WORK TO DO: Look through the listing and locate every line containing the word "text"; copy those lines.

------------

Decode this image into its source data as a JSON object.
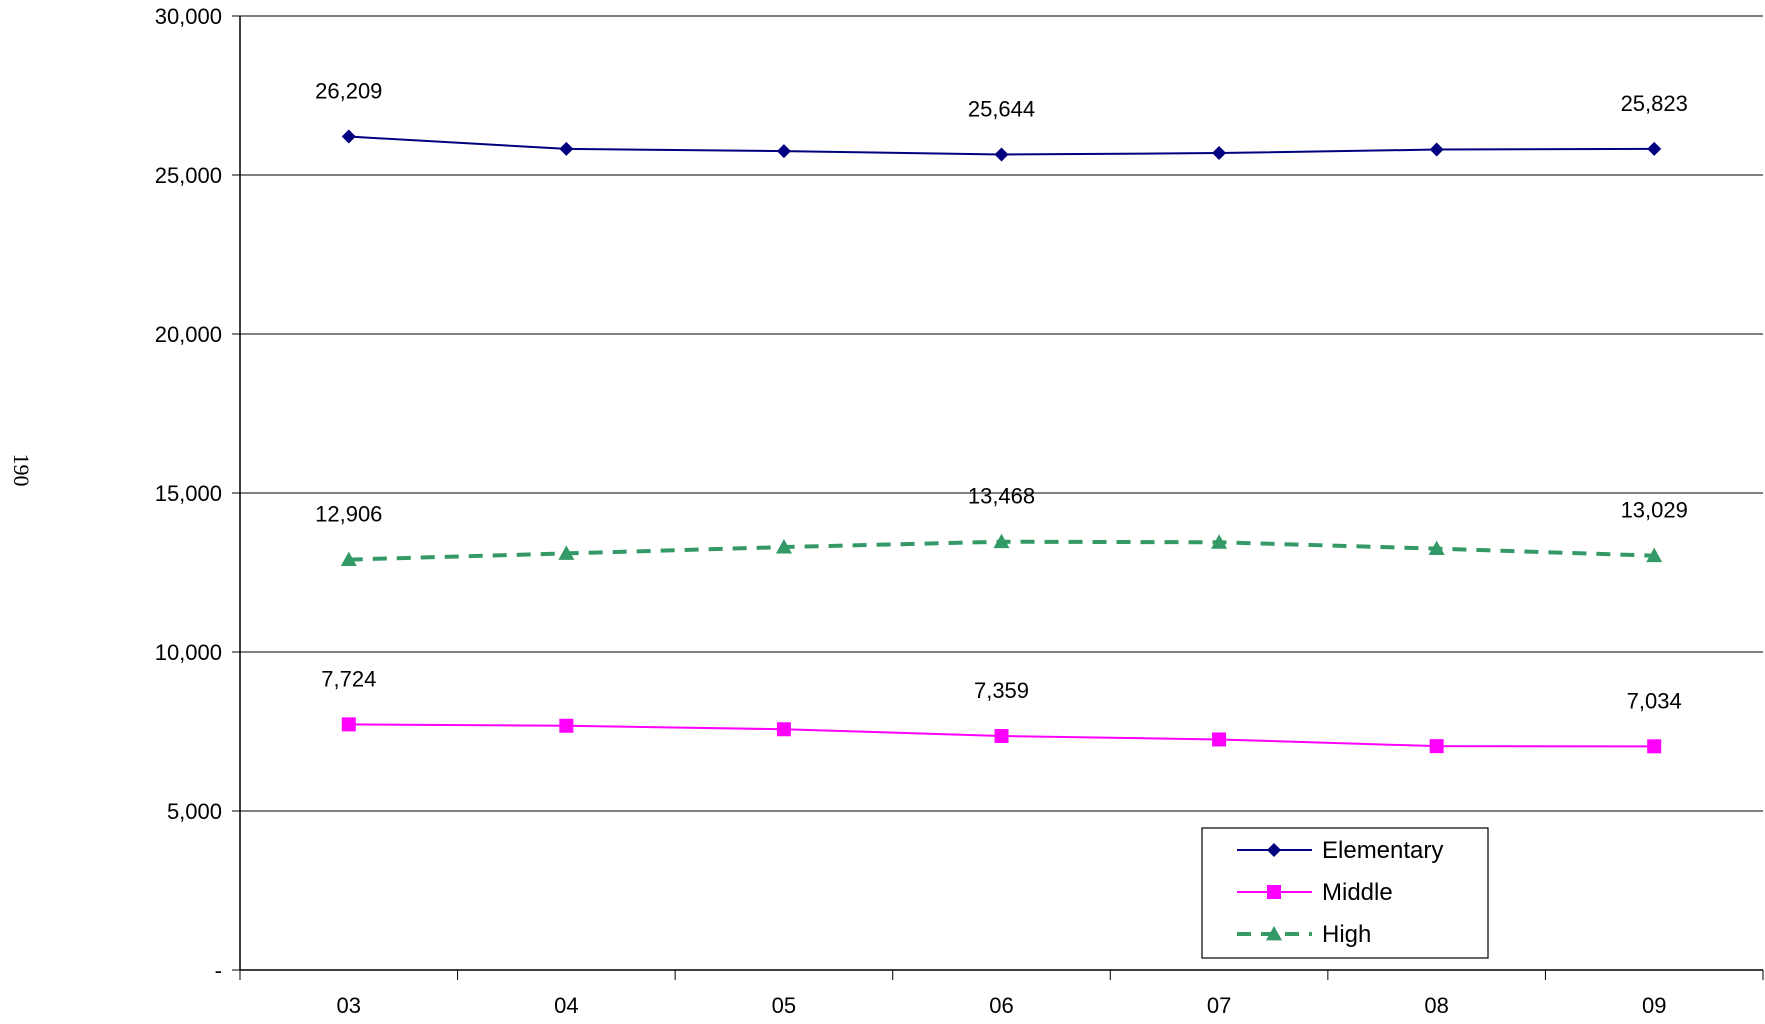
{
  "page": {
    "page_number": "190"
  },
  "chart_data": {
    "type": "line",
    "categories": [
      "03",
      "04",
      "05",
      "06",
      "07",
      "08",
      "09"
    ],
    "ylim": [
      0,
      30000
    ],
    "yticks": [
      0,
      5000,
      10000,
      15000,
      20000,
      25000,
      30000
    ],
    "ytick_labels": [
      "-",
      "5,000",
      "10,000",
      "15,000",
      "20,000",
      "25,000",
      "30,000"
    ],
    "grid": true,
    "legend_position": "bottom-right",
    "series": [
      {
        "name": "Elementary",
        "values": [
          26209,
          25820,
          25750,
          25644,
          25690,
          25800,
          25823
        ],
        "color": "#000080",
        "marker": "diamond",
        "dash": "solid",
        "data_labels": [
          {
            "index": 0,
            "text": "26,209"
          },
          {
            "index": 3,
            "text": "25,644"
          },
          {
            "index": 6,
            "text": "25,823"
          }
        ]
      },
      {
        "name": "Middle",
        "values": [
          7724,
          7680,
          7570,
          7359,
          7250,
          7040,
          7034
        ],
        "color": "#FF00FF",
        "marker": "square",
        "dash": "solid",
        "data_labels": [
          {
            "index": 0,
            "text": "7,724"
          },
          {
            "index": 3,
            "text": "7,359"
          },
          {
            "index": 6,
            "text": "7,034"
          }
        ]
      },
      {
        "name": "High",
        "values": [
          12906,
          13100,
          13300,
          13468,
          13450,
          13250,
          13029
        ],
        "color": "#339966",
        "marker": "triangle",
        "dash": "dashed",
        "data_labels": [
          {
            "index": 0,
            "text": "12,906"
          },
          {
            "index": 3,
            "text": "13,468"
          },
          {
            "index": 6,
            "text": "13,029"
          }
        ]
      }
    ]
  }
}
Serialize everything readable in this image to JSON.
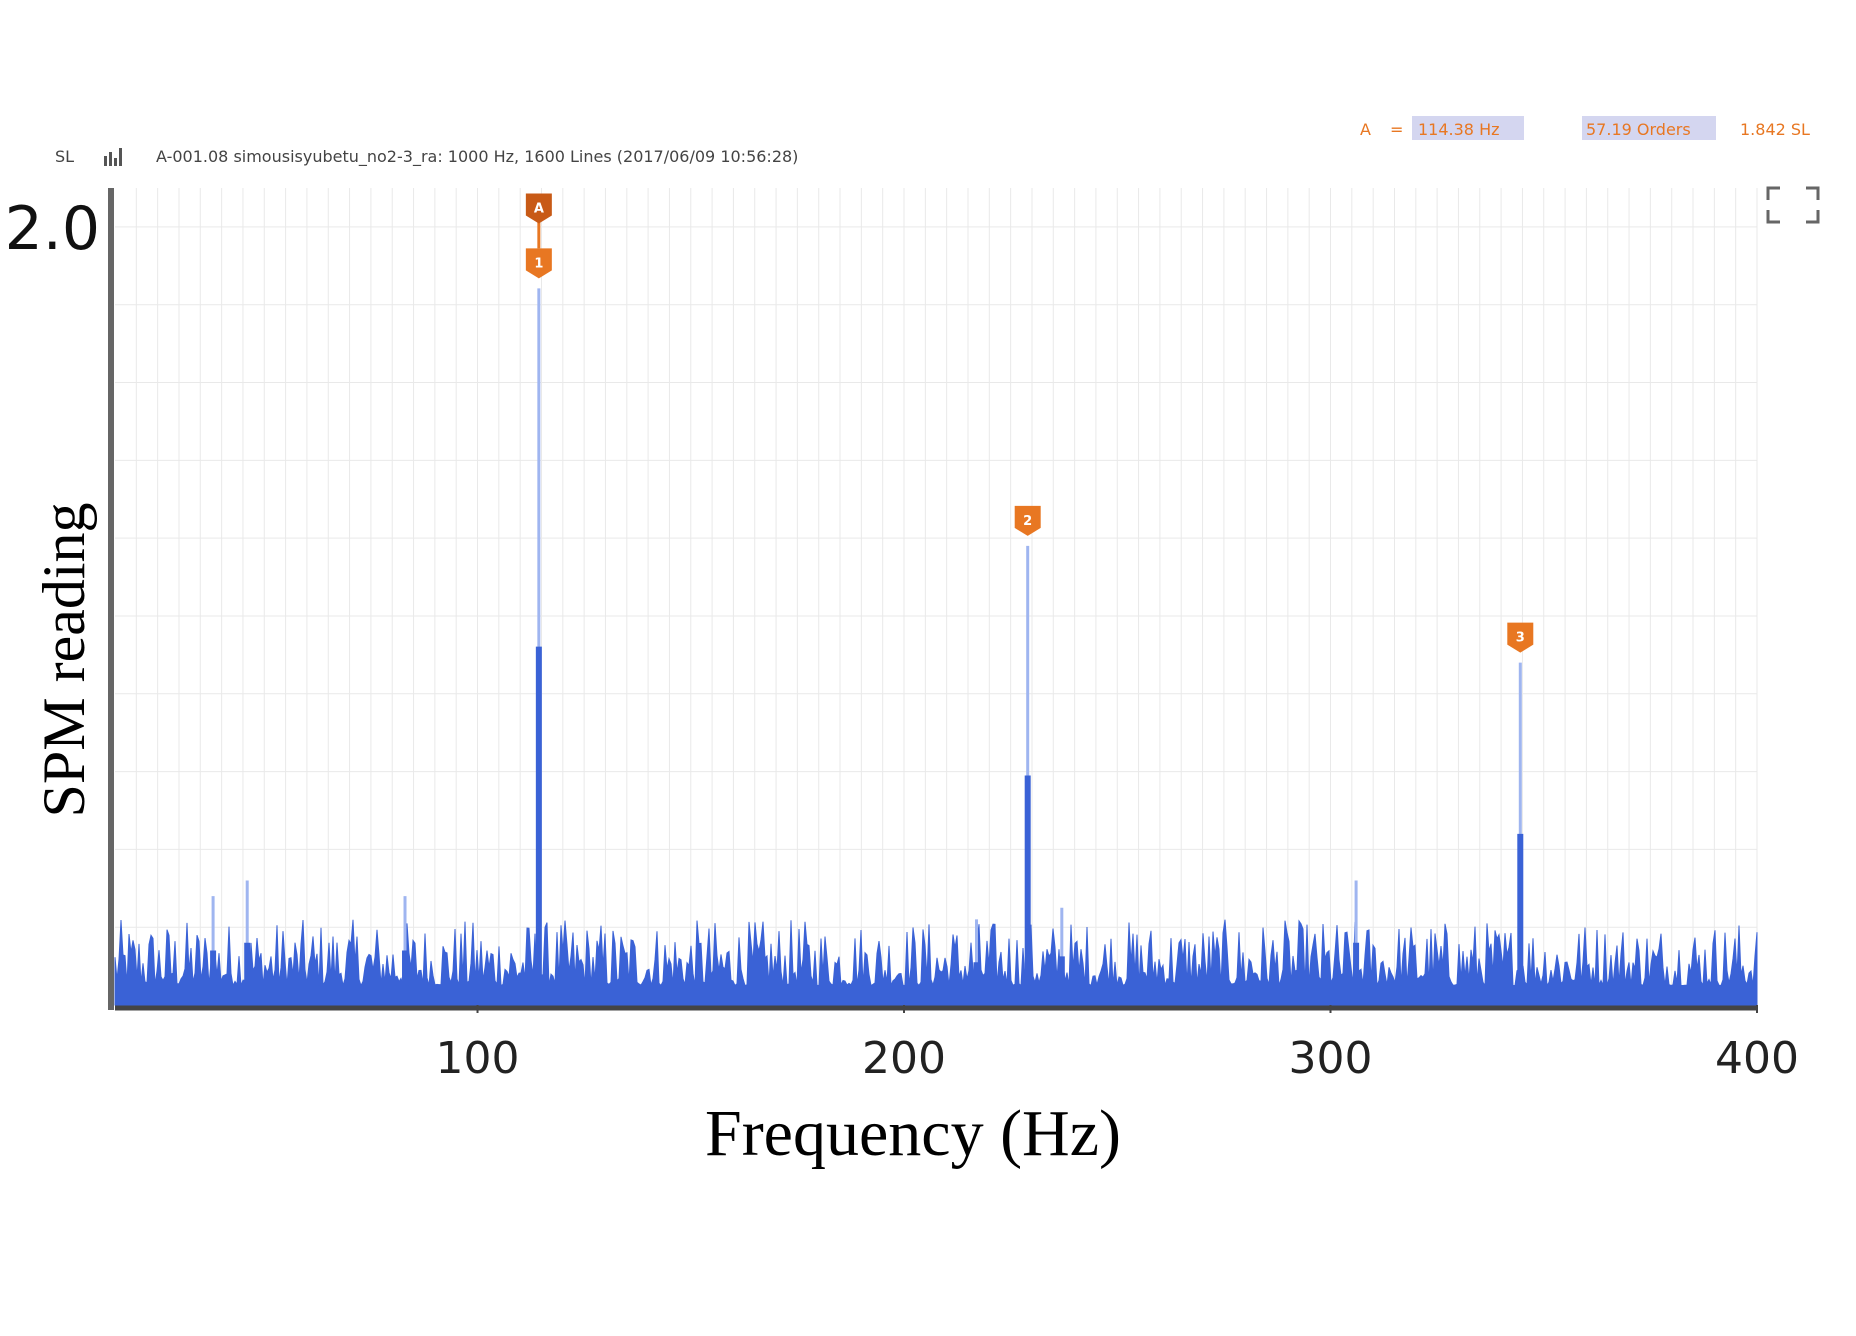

------------

OUTPUT:
            "text": "26,209"
            "text": "25,644"
            "text": "25,823"
            "text": "7,724"
            "text": "7,359"
            "text": "7,034"
            "text": "12,906"
            "text": "13,468"
            "text": "13,029"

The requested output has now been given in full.